**Texte source:**
------------
Cheminements psychiques avec la guerre d'Algérie


Dans Rue Freud, la Méditerranée est bien présente, même si le point de départ du livre se situe à Paris. Une partie du texte s'est écrite à Sète d'où je voyais les paquebots partir de l'autre côté de la mer. Et j'y ai vu aussi sur le port les plaques commémoratives des départs de bateaux de réfugiés des guerres successives ... 

Depuis ce port méditerranéen, j'ai travaillé sur la place de la guerre d'Algérie dans mon expérience psychanalytique. Cette guerre traverse de multiples psychanalyses. Dans mon cabinet, j'en réentends les échos à travers la parole de personnes de différentes générations, ayant directement vécu cette guerre ou l'ayant reçue en héritage.

Je n'ai pas eu jusqu'à présent à accueillir de personnes ayant "fait" cette guerre, comme on dit. Mais j'ai accueilli des enfants "d'appelés" et de militaires l'ayant "faite", des enfants de "pieds noirs" ayant dû quitter l'Algérie, des enfants d'Algériens venus s'installer en France eux aussi à la fin de cette guerre.

J'accueille également de jeunes étudiants algériens de passage en France aujourd'hui pour approfondir leurs études, n'étant pas nés pendant la guerre d'indépendance mais enfants pendant la décennie 90 qu'on appelle "les années noires". Et encore  d'autres algériens d'origine, ayant choisi de vivre en France ou simplement venus pour leurs études mais restés depuis et ayant acquis la double nationalité. 

Ces analysants se disent souvent marqués par une forme de division, de double identité culturelle, et peuvent douter parfois de leur choix de rester en France ou de retourner en Algérie. Il arrive que la décision de faire une psychanalyse entre peu à peu en contradiction avec leur éducation religieuse. Ces chemins de l'analyse s'avèrent ainsi aussi déstabilisants que la guerre elle-même pour ceux qui y ont été directement confrontés.


Si la guerre d'Algérie prend place dans Rue Freud, c'est parce que je tente d'y écrire comment mon propre rapport à cette guerre peut nourrir ma pensée de psychanalyste avec ces analysants et entrer dans la dynamique du transfert. Expérience délicate qui amène l'analyste à un certain dévoilement de sa pratique étayée sur une histoire personnelle, pour éviter de discourir sur l'autre comme le ferait un médecin parlant de son patient. Cette expérience vise à trouver dans l'écriture une autre position que celle d'un surplomb, peu cohérente à mon sens avec la démarche d'un psychanalyste.

Mes pérégrinations à partir de la rue Sigmund Freud à Paris m'ont ainsi emmenée sur le port de Sète mais aussi sur le pont St Michel à Paris où l'on peut lire sur la plaque commémorative l'évocation de la manifestation d'Octobre 1961 (photo ci-dessus) ainsi qu'à la station de métro Charonne, où a été posée celle qui commémore la manifestation de Février 1962.
------------
**Lignes:**
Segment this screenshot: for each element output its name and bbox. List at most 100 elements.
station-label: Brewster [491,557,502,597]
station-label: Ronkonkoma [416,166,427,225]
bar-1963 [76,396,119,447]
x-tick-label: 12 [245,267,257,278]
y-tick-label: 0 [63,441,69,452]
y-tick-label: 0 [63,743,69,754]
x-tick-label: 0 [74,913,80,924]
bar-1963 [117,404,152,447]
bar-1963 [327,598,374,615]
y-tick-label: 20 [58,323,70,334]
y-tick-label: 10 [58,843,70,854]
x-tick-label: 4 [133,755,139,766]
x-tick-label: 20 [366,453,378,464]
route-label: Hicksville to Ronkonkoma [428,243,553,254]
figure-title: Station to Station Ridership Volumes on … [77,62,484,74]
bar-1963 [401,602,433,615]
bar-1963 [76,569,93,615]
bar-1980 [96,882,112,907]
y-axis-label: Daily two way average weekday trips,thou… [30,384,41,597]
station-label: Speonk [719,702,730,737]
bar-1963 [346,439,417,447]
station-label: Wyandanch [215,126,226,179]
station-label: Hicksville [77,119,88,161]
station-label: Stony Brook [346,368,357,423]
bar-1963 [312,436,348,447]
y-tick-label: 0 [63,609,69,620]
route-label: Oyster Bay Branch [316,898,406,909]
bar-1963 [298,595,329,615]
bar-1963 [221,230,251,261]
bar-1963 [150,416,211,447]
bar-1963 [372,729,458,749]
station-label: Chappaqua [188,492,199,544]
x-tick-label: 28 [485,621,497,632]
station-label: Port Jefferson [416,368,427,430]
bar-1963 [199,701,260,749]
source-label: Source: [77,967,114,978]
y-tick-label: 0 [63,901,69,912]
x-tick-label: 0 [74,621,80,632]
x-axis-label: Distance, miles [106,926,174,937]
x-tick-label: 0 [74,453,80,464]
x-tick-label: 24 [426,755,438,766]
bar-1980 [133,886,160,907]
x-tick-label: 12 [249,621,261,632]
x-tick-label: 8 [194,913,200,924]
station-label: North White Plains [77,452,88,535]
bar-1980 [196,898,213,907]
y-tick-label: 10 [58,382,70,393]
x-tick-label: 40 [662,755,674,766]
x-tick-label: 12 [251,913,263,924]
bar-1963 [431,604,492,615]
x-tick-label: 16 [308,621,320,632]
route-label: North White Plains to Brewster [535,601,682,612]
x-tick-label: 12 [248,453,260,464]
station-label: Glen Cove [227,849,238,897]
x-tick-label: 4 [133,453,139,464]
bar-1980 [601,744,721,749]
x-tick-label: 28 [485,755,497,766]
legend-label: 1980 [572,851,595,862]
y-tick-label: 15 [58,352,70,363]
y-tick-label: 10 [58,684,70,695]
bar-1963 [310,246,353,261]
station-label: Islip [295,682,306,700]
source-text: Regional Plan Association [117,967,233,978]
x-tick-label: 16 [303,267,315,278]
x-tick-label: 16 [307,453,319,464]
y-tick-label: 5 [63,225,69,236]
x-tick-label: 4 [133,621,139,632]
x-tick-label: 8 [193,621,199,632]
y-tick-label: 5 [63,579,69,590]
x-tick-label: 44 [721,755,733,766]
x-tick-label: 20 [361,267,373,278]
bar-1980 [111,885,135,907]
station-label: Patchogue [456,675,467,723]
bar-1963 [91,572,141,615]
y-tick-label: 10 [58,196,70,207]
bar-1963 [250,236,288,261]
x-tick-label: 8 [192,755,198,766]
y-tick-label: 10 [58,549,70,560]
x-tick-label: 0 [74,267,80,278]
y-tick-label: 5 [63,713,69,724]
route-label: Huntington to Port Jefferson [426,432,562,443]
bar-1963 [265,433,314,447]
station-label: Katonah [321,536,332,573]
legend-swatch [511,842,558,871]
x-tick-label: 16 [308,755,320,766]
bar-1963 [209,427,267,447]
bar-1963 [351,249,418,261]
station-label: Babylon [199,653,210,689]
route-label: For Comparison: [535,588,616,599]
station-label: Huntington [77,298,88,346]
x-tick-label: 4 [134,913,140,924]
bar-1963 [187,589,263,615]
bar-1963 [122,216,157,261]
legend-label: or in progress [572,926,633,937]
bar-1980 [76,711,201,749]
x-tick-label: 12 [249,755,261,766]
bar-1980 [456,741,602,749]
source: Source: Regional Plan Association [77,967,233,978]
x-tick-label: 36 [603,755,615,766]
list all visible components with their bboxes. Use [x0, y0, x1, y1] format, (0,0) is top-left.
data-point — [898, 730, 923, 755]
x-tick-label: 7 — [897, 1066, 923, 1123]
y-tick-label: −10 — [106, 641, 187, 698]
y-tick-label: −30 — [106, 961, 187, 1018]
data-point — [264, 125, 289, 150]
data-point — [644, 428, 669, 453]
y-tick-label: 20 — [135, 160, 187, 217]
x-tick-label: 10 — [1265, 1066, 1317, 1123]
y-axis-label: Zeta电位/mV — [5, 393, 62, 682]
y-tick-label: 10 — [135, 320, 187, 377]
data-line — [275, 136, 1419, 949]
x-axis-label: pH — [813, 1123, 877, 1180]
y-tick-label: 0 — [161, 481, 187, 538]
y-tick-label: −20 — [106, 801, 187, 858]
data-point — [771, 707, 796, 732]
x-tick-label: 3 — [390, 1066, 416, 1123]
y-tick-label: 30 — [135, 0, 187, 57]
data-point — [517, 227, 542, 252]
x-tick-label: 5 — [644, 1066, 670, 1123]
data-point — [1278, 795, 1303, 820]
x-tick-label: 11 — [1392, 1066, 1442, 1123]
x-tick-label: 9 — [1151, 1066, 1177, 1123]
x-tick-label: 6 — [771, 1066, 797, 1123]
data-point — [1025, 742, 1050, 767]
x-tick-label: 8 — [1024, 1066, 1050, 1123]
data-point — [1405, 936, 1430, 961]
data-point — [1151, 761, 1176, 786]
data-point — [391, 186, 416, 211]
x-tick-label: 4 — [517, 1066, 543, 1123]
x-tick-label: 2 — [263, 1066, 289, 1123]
------------
**Consigne:**
Recopiez tout ce qui va de « Cheminements psychiques avec » jusqu'à « reçue en héritage. » dans le texte source. Les lignes n'interviennent pas dans ce travail.

**Corrigé:**
Cheminements psychiques avec la guerre d'Algérie


Dans Rue Freud, la Méditerranée est bien présente, même si le point de départ du livre se situe à Paris. Une partie du texte s'est écrite à Sète d'où je voyais les paquebots partir de l'autre côté de la mer. Et j'y ai vu aussi sur le port les plaques commémoratives des départs de bateaux de réfugiés des guerres successives ... 

Depuis ce port méditerranéen, j'ai travaillé sur la place de la guerre d'Algérie dans mon expérience psychanalytique. Cette guerre traverse de multiples psychanalyses. Dans mon cabinet, j'en réentends les échos à travers la parole de personnes de différentes générations, ayant directement vécu cette guerre ou l'ayant reçue en héritage.